## Problem statement:
Reproduce the records below in full and word for word, excluding pictures.

★ ★ ★ ★ ★ ★ ★

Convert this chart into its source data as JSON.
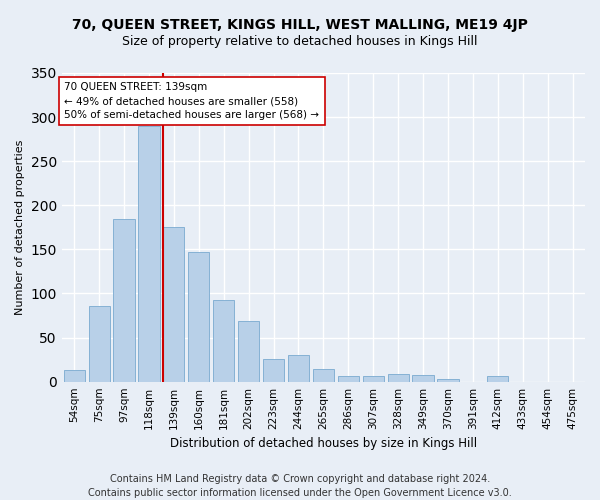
{
  "title": "70, QUEEN STREET, KINGS HILL, WEST MALLING, ME19 4JP",
  "subtitle": "Size of property relative to detached houses in Kings Hill",
  "xlabel": "Distribution of detached houses by size in Kings Hill",
  "ylabel": "Number of detached properties",
  "categories": [
    "54sqm",
    "75sqm",
    "97sqm",
    "118sqm",
    "139sqm",
    "160sqm",
    "181sqm",
    "202sqm",
    "223sqm",
    "244sqm",
    "265sqm",
    "286sqm",
    "307sqm",
    "328sqm",
    "349sqm",
    "370sqm",
    "391sqm",
    "412sqm",
    "433sqm",
    "454sqm",
    "475sqm"
  ],
  "values": [
    13,
    86,
    185,
    290,
    175,
    147,
    93,
    69,
    26,
    30,
    14,
    6,
    7,
    9,
    8,
    3,
    0,
    6,
    0,
    0,
    0
  ],
  "bar_color": "#b8d0e8",
  "bar_edge_color": "#7aaad0",
  "vline_color": "#cc0000",
  "annotation_text": "70 QUEEN STREET: 139sqm\n← 49% of detached houses are smaller (558)\n50% of semi-detached houses are larger (568) →",
  "annotation_box_color": "#ffffff",
  "annotation_box_edge": "#cc0000",
  "ylim": [
    0,
    350
  ],
  "yticks": [
    0,
    50,
    100,
    150,
    200,
    250,
    300,
    350
  ],
  "footer": "Contains HM Land Registry data © Crown copyright and database right 2024.\nContains public sector information licensed under the Open Government Licence v3.0.",
  "bg_color": "#e8eef6",
  "plot_bg_color": "#e8eef6",
  "grid_color": "#ffffff",
  "title_fontsize": 10,
  "subtitle_fontsize": 9,
  "footer_fontsize": 7,
  "tick_labelsize": 7.5,
  "ylabel_fontsize": 8,
  "xlabel_fontsize": 8.5
}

★ ★ ★ ★ ★ ★ ★

## Complete answer:
Convert this chart into its source data as JSON.
{
  "title": "70, QUEEN STREET, KINGS HILL, WEST MALLING, ME19 4JP",
  "subtitle": "Size of property relative to detached houses in Kings Hill",
  "xlabel": "Distribution of detached houses by size in Kings Hill",
  "ylabel": "Number of detached properties",
  "categories": [
    "54sqm",
    "75sqm",
    "97sqm",
    "118sqm",
    "139sqm",
    "160sqm",
    "181sqm",
    "202sqm",
    "223sqm",
    "244sqm",
    "265sqm",
    "286sqm",
    "307sqm",
    "328sqm",
    "349sqm",
    "370sqm",
    "391sqm",
    "412sqm",
    "433sqm",
    "454sqm",
    "475sqm"
  ],
  "values": [
    13,
    86,
    185,
    290,
    175,
    147,
    93,
    69,
    26,
    30,
    14,
    6,
    7,
    9,
    8,
    3,
    0,
    6,
    0,
    0,
    0
  ],
  "bar_color": "#b8d0e8",
  "bar_edge_color": "#7aaad0",
  "vline_color": "#cc0000",
  "annotation_text": "70 QUEEN STREET: 139sqm\n← 49% of detached houses are smaller (558)\n50% of semi-detached houses are larger (568) →",
  "annotation_box_color": "#ffffff",
  "annotation_box_edge": "#cc0000",
  "ylim": [
    0,
    350
  ],
  "yticks": [
    0,
    50,
    100,
    150,
    200,
    250,
    300,
    350
  ],
  "footer": "Contains HM Land Registry data © Crown copyright and database right 2024.\nContains public sector information licensed under the Open Government Licence v3.0.",
  "bg_color": "#e8eef6",
  "plot_bg_color": "#e8eef6",
  "grid_color": "#ffffff",
  "title_fontsize": 10,
  "subtitle_fontsize": 9,
  "footer_fontsize": 7,
  "tick_labelsize": 7.5,
  "ylabel_fontsize": 8,
  "xlabel_fontsize": 8.5
}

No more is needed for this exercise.